- **Passage**:
Closed
Description
Bug description
While testing #933 i have seen some errors (empty crops / non utf-8 strings / and so on)
We need to filter some invalid files/annotations
- ensure all ready to use datasets works fine with eval_detection eval_recognition scripts (TF and PT)
- unify recognition part with recognition dataset / word generator to return string directly instead of {labels: ['string']} update reco datasets and tests #954
detection:
- CORD (PT/TF) [datasets] update IC / SROIE / FUNSD / CORD #983
- FUNSD (PT/TF) [datasets] update IC / SROIE / FUNSD / CORD #983
- IC03 (PT/TF) [datasets] update IC / SROIE / FUNSD / CORD #983
- IC13 (PT/TF) validated by: @felixdittrich92
- IIIT5K (PT/TF) validated by: @felixdittrich92
- IMGUR5K (PT/TF) validated by: @felixdittrich92
- SROIE (PT/TF) [datasets] update IC / SROIE / FUNSD / CORD #983
- SVHN (PT/TF) validated by: @felixdittrich92
- SVT (PT/TF) [Fix] SVT dataset: clip box values and add shape and label check #955
- SynthText (PT/TF) validated by: @felixdittrich92
recognition:
- MJSynth (PT/TF) [Fix] MJSynth dataset: filter corrupted or missing images #956
- CORD (PT/TF) [datasets] update IC / SROIE / FUNSD / CORD #983
- FUNSD (PT/TF) [datasets] update IC / SROIE / FUNSD / CORD #983
- IC03 (PT/TF) [datasets] update IC / SROIE / FUNSD / CORD #983
- IC13 (PT/TF) validated by: @felixdittrich92
- IIIT5K (PT/TF) validated by: @felixdittrich92
- IMGUR5K (PT/TF) [datasets] Fix recognition parts of SynthText and IMGUR5K #1038
- SROIE (PT/TF) [datasets] update IC / SROIE / FUNSD / CORD #983 (NOTE: 99% contains whitespaces exluding not possible)

- **Material shown**:

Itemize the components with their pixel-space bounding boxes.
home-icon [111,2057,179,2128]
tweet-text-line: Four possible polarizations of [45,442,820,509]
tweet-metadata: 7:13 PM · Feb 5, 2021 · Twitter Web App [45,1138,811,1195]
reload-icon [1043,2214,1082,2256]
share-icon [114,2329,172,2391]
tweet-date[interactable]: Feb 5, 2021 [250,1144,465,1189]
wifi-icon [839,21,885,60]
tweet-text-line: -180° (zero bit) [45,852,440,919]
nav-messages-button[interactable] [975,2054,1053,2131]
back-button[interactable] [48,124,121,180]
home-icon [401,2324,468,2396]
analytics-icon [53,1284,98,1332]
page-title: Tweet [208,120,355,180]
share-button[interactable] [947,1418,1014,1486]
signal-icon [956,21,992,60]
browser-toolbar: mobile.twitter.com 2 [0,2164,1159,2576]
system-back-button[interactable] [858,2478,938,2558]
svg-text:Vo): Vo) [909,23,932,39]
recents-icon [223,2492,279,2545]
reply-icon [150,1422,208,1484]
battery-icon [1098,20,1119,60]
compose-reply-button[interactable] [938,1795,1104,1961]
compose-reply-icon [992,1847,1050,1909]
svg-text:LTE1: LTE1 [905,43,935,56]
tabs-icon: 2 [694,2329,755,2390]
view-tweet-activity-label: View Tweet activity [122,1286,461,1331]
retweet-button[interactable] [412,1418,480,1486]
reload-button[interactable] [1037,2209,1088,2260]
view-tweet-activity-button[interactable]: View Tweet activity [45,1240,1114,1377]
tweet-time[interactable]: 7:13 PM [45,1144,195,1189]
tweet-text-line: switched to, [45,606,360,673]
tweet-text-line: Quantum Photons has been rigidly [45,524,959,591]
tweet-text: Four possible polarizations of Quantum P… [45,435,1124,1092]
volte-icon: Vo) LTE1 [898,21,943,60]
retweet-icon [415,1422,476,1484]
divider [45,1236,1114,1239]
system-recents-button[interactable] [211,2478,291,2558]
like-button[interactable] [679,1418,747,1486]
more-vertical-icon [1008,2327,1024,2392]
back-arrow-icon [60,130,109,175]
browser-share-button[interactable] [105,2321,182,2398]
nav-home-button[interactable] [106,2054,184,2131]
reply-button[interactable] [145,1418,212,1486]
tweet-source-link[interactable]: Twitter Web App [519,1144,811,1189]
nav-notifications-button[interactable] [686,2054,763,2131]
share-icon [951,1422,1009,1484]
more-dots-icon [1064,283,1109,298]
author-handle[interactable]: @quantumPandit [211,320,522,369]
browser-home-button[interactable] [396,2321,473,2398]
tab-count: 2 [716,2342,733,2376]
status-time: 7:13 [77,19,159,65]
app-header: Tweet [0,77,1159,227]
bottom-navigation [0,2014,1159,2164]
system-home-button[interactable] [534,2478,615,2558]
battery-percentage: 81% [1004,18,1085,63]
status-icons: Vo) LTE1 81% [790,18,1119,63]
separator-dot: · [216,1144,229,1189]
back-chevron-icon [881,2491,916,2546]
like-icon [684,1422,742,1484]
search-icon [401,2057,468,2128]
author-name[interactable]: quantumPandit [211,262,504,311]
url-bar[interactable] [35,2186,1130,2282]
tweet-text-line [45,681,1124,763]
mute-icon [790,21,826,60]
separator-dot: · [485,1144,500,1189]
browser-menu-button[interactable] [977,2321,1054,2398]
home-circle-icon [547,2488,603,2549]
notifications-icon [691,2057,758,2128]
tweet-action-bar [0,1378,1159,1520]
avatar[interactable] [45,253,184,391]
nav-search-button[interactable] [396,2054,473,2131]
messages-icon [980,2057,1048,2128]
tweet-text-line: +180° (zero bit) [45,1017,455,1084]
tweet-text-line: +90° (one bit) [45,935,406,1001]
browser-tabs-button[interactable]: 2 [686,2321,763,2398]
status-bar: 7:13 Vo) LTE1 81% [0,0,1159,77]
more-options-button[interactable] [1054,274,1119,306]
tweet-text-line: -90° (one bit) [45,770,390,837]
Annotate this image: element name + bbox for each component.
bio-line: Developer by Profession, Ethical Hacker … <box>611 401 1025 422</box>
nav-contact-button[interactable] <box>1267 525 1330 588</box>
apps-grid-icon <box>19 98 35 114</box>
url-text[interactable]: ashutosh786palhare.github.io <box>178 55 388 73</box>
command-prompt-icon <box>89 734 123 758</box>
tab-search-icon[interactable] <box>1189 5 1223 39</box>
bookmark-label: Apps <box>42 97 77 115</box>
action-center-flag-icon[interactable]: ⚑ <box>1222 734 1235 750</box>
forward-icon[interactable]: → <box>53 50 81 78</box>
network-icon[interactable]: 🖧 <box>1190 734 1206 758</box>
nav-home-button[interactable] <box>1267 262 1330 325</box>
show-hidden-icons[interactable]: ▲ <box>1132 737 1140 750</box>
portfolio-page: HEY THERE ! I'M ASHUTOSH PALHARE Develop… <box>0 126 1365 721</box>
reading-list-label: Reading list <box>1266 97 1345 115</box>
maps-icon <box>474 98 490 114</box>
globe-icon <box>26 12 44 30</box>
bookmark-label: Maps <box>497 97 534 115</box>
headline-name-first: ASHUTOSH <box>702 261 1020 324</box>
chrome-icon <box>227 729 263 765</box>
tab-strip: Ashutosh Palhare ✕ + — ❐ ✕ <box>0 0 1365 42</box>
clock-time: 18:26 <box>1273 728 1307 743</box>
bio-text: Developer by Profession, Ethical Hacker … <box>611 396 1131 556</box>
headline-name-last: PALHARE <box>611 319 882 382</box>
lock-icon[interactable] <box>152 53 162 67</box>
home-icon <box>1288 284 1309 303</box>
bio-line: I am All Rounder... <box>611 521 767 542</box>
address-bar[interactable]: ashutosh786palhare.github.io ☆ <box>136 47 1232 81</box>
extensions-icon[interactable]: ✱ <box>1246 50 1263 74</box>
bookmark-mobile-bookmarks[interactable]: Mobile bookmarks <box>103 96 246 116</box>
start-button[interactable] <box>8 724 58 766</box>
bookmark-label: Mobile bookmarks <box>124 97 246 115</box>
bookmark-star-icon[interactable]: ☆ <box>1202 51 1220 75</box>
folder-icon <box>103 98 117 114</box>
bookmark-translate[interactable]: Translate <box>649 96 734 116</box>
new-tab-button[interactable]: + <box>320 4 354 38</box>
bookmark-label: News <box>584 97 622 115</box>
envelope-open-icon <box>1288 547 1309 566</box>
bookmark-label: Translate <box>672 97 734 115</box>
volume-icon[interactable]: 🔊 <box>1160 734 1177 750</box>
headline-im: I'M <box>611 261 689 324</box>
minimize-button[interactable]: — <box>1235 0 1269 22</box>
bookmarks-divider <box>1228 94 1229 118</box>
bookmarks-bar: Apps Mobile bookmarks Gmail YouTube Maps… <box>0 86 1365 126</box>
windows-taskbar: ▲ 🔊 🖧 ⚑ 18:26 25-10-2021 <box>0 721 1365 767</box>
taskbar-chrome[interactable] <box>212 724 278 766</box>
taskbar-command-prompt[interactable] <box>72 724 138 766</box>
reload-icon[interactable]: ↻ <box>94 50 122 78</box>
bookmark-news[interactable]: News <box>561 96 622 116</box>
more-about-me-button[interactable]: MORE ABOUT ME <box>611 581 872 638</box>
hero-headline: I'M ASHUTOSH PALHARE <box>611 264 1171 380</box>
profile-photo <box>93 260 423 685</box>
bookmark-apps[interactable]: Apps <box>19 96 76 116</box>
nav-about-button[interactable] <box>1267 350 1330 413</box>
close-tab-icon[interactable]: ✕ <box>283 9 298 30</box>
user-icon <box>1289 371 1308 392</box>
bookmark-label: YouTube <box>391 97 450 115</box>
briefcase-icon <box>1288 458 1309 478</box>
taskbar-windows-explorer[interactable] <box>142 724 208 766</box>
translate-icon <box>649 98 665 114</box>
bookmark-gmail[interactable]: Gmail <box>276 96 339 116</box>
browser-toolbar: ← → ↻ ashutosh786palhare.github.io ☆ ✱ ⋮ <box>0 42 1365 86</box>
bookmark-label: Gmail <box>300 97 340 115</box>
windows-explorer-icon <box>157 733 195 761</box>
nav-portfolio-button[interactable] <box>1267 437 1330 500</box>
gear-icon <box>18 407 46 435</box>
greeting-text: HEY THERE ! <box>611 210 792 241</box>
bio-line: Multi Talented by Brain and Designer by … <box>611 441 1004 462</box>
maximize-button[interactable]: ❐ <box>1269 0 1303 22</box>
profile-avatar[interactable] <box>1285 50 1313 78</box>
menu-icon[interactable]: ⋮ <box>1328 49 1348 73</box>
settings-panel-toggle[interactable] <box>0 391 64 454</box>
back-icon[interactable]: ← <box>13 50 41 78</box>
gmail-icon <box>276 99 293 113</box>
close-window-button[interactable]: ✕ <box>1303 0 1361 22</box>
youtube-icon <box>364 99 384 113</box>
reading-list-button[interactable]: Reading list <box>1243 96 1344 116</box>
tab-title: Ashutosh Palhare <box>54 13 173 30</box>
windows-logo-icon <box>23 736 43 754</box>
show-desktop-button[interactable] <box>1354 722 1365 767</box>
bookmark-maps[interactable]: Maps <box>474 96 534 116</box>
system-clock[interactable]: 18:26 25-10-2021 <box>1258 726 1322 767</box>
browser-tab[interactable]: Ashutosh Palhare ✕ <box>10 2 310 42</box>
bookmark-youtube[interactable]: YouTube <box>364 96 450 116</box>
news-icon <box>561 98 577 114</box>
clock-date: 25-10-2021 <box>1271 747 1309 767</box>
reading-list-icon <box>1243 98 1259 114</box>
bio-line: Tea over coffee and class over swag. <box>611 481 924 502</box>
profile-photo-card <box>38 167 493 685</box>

- **Written exercise 1**: Quote the dataset issue word for word, starting at "We need to filter" and ending at "(TF and PT)".
- **Written exercise 2**: Print, unchanged, only the rows starting at the first row and ending at the row containing "system-recents-button[interactable] [211,2478,291,2558]".
The rows are unrelated to the dataset issue.

- **Exercise result 1**:
We need to filter some invalid files/annotations
- ensure all ready to use datasets works fine with eval_detection eval_recognition scripts (TF and PT)

- **Exercise result 2**:
Itemize the components with their pixel-space bounding boxes.
home-icon [111,2057,179,2128]
tweet-text-line: Four possible polarizations of [45,442,820,509]
tweet-metadata: 7:13 PM · Feb 5, 2021 · Twitter Web App [45,1138,811,1195]
reload-icon [1043,2214,1082,2256]
share-icon [114,2329,172,2391]
tweet-date[interactable]: Feb 5, 2021 [250,1144,465,1189]
wifi-icon [839,21,885,60]
tweet-text-line: -180° (zero bit) [45,852,440,919]
nav-messages-button[interactable] [975,2054,1053,2131]
back-button[interactable] [48,124,121,180]
home-icon [401,2324,468,2396]
analytics-icon [53,1284,98,1332]
page-title: Tweet [208,120,355,180]
share-button[interactable] [947,1418,1014,1486]
signal-icon [956,21,992,60]
browser-toolbar: mobile.twitter.com 2 [0,2164,1159,2576]
system-back-button[interactable] [858,2478,938,2558]
svg-text:Vo): Vo) [909,23,932,39]
recents-icon [223,2492,279,2545]
reply-icon [150,1422,208,1484]
battery-icon [1098,20,1119,60]
compose-reply-button[interactable] [938,1795,1104,1961]
compose-reply-icon [992,1847,1050,1909]
svg-text:LTE1: LTE1 [905,43,935,56]
tabs-icon: 2 [694,2329,755,2390]
view-tweet-activity-label: View Tweet activity [122,1286,461,1331]
retweet-button[interactable] [412,1418,480,1486]
reload-button[interactable] [1037,2209,1088,2260]
view-tweet-activity-button[interactable]: View Tweet activity [45,1240,1114,1377]
tweet-time[interactable]: 7:13 PM [45,1144,195,1189]
tweet-text-line: switched to, [45,606,360,673]
tweet-text-line: Quantum Photons has been rigidly [45,524,959,591]
tweet-text: Four possible polarizations of Quantum P… [45,435,1124,1092]
volte-icon: Vo) LTE1 [898,21,943,60]
retweet-icon [415,1422,476,1484]
divider [45,1236,1114,1239]
system-recents-button[interactable] [211,2478,291,2558]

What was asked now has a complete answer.